■ TAREAS A REALIZAR
a: En el fragmento sobre el insulto, ¿qué característica comparten el insulto y las malas palabras?
b: Indica si cada afirmación coincide con el fragmento sobre el insulto y cita las palabras que lo deciden: (i) el insulto y la mala palabra son lo mismo; (ii) las malas palabras no siempre se dicen para ofender; (iii) hoy se confunde insultar con hacer política.
c: Enumera todos los motivos por los que, según el fragmento sobre el insulto, se humilla a las mujeres.

==== FRAGMENTO MOSTRADO

La boca gobernante inculta y tosca se engolosina lastimando anos imaginarios penetrados por el falo del poder -insulto de varones a varones- en una sociedad que involuciona por el peso de su exagerado machismo. Sufrir esa fisura anal infringida por su líder a quienes no piensan como ellos es un insulto dedicado a sus congéneres masculinos. En cambio, a las mujeres las humilla por burras, por ignorantes, por cabeza de termo o porque sí.

¿Injuria por excelencia? Zurdo, K, orco. Tres significantes distintos y un solo insulto verdadero: mala persona por creer en la democracia. Desde lo básico de sus saberes los líber-reaccionarios creen que esas tres palabras significan lo mismo. Vivimos una época en la que insultar se confunde con hacer política. En alguna pantalla se puede ver a una joven y diáfana diputada libertaria diciendo en un minuto más palabra groseras e insultos que los que podrían decir una pandilla de malvivientes peleando en El Bronx.

Insulto no es lo mismo que mala palabra, aunque es bastante común insultar emitiendo, curiosamente, las llamadas malas palabras. El insulto y las malas palabras o groserías comparten las características de ser términos malsonantes por ordinarios y/u obscenos. La diferencia es que el insulto surge de una interacción -real o simbólica- con algo o alguien que se rechaza por odio, o rencor, o irrazonable hostilidad, en cambio, las malas palabras no necesariamente se emiten para ofender o provocar. Aunque está claro que son una expresión emocional, una pasión triste. Está claro asimismo que se trata de expresiones soeces y gratuitas. Pero se nos va de las manos la posibilidad de analizarlas en poco espacio. Proliferan como el fuego de Heráclito, pero sin medida.

========
==== LÍNEAS PROPORCIONADAS

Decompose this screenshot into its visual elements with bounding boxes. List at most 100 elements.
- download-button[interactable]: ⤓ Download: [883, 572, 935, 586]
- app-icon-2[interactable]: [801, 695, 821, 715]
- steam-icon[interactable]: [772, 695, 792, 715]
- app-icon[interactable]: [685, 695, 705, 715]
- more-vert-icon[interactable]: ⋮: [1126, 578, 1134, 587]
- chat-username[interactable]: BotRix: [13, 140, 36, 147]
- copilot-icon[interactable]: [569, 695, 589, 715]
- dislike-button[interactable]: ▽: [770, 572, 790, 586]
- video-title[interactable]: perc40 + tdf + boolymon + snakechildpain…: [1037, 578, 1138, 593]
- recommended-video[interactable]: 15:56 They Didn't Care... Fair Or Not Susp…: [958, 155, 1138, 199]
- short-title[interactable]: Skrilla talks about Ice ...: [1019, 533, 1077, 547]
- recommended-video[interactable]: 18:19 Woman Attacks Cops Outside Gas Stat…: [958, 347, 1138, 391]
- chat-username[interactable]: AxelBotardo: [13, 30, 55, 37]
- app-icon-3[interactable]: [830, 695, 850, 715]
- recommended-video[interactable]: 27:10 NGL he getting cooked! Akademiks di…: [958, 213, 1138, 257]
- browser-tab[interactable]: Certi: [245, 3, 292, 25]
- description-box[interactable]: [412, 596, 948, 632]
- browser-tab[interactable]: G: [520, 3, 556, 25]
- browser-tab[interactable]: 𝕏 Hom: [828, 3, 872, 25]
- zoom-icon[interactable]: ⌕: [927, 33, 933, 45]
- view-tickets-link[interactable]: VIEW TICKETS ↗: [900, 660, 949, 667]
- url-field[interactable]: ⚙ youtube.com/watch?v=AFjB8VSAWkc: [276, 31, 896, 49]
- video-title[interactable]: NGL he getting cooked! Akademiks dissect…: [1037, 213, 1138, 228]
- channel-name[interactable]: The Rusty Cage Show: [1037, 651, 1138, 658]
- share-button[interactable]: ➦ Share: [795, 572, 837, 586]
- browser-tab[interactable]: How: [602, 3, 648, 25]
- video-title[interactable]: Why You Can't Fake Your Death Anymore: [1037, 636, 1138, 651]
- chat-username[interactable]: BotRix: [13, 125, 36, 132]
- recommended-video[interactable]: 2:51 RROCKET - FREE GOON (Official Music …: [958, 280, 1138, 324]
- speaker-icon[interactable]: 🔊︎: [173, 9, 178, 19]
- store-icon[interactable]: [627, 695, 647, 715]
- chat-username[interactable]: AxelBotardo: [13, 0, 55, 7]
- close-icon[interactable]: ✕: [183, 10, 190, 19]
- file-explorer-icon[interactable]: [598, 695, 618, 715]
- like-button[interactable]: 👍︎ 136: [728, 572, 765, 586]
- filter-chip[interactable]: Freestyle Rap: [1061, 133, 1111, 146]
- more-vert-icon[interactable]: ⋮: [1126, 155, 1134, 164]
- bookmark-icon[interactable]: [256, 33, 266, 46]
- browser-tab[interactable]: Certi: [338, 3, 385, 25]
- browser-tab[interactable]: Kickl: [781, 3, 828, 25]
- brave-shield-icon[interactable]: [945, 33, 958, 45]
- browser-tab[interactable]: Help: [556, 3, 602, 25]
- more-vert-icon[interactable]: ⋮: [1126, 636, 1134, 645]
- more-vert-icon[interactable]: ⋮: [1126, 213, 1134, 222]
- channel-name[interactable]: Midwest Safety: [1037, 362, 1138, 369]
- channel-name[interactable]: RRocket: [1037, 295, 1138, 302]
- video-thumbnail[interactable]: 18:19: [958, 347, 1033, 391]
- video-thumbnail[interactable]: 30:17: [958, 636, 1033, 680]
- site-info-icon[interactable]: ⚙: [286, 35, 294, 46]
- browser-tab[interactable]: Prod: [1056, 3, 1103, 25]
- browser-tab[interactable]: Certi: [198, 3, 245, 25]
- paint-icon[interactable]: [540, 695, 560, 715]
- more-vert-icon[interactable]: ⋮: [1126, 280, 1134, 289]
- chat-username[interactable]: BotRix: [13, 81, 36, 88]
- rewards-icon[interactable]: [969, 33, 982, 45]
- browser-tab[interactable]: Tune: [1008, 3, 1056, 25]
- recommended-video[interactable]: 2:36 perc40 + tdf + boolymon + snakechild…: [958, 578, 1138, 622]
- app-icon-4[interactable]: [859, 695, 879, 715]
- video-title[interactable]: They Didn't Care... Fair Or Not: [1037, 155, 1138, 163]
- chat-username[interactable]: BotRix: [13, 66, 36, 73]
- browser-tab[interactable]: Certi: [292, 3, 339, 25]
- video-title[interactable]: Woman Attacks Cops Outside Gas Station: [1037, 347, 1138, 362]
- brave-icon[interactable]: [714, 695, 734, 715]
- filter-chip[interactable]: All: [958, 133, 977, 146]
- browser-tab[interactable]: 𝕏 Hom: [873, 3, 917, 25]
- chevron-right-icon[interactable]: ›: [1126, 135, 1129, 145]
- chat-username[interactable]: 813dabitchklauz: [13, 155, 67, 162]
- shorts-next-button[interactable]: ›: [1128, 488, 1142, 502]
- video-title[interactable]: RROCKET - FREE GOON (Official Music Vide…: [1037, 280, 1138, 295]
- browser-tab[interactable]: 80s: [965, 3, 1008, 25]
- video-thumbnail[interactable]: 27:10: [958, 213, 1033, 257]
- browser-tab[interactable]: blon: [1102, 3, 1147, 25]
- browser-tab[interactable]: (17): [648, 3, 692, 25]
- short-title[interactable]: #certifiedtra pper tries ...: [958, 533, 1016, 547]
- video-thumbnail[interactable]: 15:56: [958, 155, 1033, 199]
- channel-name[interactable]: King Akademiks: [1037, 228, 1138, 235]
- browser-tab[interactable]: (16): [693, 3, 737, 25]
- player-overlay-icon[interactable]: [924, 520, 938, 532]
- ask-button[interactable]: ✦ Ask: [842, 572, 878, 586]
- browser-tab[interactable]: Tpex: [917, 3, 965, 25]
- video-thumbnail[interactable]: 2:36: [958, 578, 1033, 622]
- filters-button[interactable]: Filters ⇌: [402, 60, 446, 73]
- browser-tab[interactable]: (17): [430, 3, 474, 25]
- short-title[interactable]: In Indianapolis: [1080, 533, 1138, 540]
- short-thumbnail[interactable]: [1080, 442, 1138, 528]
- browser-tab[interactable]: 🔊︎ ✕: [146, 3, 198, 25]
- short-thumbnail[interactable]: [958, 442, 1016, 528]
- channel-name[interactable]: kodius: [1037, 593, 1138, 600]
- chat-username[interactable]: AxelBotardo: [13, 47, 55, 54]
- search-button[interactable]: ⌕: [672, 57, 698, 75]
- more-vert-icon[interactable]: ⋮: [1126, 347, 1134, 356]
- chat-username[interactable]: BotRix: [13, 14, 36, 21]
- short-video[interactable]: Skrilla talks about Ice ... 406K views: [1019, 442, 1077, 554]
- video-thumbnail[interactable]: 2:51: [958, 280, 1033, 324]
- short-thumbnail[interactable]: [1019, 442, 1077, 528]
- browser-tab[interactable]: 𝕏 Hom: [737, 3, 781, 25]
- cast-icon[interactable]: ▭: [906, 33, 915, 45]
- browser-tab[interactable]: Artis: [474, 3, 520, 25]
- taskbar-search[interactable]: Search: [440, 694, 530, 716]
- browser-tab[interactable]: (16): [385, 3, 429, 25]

========

■ CONJUNTO DE RESPUESTAS
a: Ambos son términos malsonantes por ordinarios y/u obscenos.

b:
(i) No: "Insulto no es lo mismo que mala palabra".
(ii) Sí: "las malas palabras no necesariamente se emiten para ofender o provocar".
(iii) Sí: "Vivimos una época en la que insultar se confunde con hacer política".

c: Por burras, por ignorantes, por cabeza de termo y porque sí.